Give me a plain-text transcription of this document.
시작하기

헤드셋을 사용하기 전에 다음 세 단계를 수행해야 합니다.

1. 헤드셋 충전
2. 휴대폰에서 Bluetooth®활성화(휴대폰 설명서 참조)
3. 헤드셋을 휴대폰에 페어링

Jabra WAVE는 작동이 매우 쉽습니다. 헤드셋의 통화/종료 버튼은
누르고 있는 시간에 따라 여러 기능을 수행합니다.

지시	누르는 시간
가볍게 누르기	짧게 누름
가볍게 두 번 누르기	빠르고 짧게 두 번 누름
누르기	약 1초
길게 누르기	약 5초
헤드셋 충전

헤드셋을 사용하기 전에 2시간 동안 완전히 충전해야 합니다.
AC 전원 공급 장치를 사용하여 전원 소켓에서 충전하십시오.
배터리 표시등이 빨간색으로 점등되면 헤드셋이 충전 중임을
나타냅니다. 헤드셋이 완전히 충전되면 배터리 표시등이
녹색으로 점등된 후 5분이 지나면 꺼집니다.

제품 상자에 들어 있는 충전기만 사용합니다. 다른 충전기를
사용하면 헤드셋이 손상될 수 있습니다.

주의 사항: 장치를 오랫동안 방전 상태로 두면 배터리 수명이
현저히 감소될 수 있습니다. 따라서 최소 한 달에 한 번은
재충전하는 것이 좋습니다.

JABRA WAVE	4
+ + +
[Stated task]
Give the material above again, word for word.

[Written answer]
Give me a plain-text transcription of this document.
시작하기

헤드셋을 사용하기 전에 다음 세 단계를 수행해야 합니다.

1. 헤드셋 충전
2. 휴대폰에서 Bluetooth®활성화(휴대폰 설명서 참조)
3. 헤드셋을 휴대폰에 페어링

Jabra WAVE는 작동이 매우 쉽습니다. 헤드셋의 통화/종료 버튼은
누르고 있는 시간에 따라 여러 기능을 수행합니다.

지시	누르는 시간
가볍게 누르기	짧게 누름
가볍게 두 번 누르기	빠르고 짧게 두 번 누름
누르기	약 1초
길게 누르기	약 5초
헤드셋 충전

헤드셋을 사용하기 전에 2시간 동안 완전히 충전해야 합니다.
AC 전원 공급 장치를 사용하여 전원 소켓에서 충전하십시오.
배터리 표시등이 빨간색으로 점등되면 헤드셋이 충전 중임을
나타냅니다. 헤드셋이 완전히 충전되면 배터리 표시등이
녹색으로 점등된 후 5분이 지나면 꺼집니다.

제품 상자에 들어 있는 충전기만 사용합니다. 다른 충전기를
사용하면 헤드셋이 손상될 수 있습니다.

주의 사항: 장치를 오랫동안 방전 상태로 두면 배터리 수명이
현저히 감소될 수 있습니다. 따라서 최소 한 달에 한 번은
재충전하는 것이 좋습니다.

JABRA WAVE	4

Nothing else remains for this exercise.